» What is expected
Below are some entries. Copy each line that holds the string "name".
# # # # # # #
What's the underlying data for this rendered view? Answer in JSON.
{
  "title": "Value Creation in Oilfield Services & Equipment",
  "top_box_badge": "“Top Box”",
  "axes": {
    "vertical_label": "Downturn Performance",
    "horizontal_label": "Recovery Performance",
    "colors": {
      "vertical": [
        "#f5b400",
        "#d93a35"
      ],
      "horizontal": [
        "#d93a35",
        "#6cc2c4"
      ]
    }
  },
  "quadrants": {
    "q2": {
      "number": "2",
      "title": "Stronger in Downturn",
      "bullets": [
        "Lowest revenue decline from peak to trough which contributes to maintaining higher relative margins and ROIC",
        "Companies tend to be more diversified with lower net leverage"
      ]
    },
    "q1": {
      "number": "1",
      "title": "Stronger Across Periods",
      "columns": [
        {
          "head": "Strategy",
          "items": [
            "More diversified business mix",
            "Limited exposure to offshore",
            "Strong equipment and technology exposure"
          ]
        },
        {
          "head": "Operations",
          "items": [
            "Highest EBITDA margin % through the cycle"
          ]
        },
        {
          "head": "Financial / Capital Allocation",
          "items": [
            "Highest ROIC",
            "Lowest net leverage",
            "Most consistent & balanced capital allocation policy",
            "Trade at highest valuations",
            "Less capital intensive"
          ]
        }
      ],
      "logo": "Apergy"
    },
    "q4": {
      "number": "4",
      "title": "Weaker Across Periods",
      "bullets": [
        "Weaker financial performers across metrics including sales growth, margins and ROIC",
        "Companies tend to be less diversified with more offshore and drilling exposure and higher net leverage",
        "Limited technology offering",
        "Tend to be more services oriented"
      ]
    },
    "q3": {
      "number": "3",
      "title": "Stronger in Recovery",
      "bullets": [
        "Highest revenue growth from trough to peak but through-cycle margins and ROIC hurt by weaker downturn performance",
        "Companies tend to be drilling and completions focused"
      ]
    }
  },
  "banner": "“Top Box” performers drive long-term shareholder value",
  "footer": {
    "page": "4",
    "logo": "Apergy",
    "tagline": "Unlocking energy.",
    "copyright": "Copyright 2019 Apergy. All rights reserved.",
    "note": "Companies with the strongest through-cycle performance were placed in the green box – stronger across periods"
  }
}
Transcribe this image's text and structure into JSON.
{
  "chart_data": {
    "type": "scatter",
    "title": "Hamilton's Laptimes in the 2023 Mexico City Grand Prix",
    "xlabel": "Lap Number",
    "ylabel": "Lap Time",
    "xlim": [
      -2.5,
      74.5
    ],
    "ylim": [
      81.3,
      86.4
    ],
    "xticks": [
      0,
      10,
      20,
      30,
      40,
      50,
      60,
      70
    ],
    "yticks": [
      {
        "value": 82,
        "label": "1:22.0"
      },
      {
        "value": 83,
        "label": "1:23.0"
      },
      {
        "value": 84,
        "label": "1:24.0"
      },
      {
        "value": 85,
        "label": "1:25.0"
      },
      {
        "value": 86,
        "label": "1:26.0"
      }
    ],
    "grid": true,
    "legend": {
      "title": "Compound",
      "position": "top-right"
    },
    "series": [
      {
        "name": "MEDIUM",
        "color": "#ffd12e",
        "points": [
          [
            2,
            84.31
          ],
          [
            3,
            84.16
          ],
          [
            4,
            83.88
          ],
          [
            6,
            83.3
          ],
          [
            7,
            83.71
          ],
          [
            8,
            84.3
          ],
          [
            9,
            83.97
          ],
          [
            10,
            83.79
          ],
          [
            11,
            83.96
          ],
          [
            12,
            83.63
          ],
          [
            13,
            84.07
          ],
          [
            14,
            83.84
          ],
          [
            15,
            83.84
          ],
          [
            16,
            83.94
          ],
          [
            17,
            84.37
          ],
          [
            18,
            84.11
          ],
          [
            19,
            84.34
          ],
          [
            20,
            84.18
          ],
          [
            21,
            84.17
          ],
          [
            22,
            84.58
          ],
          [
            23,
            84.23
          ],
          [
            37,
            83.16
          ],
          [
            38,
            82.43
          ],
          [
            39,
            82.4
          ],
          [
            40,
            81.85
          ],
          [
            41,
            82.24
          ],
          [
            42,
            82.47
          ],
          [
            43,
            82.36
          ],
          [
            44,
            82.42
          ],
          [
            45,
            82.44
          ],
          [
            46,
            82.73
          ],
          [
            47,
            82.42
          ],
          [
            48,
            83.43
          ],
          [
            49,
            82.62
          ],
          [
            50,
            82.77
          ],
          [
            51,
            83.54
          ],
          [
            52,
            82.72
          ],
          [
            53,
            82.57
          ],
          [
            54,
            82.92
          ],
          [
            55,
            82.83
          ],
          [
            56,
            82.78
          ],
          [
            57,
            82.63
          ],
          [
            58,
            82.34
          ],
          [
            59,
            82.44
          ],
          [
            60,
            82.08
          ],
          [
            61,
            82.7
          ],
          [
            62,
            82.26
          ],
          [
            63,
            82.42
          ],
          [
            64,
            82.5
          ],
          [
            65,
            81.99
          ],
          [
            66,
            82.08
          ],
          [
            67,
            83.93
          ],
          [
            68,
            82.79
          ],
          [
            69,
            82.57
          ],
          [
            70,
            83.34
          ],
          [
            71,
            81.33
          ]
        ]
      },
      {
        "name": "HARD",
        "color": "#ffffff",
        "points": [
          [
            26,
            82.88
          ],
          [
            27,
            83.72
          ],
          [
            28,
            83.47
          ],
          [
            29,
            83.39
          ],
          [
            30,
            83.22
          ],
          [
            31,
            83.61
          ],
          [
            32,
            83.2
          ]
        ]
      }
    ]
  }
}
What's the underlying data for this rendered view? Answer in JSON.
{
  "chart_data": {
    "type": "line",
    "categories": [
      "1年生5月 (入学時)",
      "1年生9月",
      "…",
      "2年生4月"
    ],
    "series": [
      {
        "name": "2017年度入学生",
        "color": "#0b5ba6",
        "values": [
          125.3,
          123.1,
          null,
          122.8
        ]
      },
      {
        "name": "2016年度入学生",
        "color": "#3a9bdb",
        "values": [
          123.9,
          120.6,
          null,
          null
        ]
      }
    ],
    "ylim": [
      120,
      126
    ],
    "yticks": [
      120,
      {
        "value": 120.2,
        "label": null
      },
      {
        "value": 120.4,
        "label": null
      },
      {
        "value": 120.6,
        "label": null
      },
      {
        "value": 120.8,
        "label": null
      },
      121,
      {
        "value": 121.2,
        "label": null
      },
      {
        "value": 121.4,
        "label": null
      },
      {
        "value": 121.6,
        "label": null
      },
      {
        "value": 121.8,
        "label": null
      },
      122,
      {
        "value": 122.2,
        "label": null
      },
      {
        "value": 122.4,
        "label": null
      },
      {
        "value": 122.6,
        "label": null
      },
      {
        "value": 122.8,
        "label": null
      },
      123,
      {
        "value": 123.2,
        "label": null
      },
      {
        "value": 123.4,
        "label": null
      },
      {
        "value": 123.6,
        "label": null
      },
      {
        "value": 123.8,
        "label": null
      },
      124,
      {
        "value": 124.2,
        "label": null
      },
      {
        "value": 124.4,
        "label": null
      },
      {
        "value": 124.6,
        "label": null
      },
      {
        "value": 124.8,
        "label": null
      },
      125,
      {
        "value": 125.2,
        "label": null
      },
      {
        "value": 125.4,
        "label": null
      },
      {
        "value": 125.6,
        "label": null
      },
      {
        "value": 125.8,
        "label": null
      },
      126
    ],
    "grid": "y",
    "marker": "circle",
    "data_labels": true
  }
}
# # # # # # #
» Exercise output
        "name": "MEDIUM",
        "name": "HARD",
        "name": "2017年度入学生",
        "name": "2016年度入学生",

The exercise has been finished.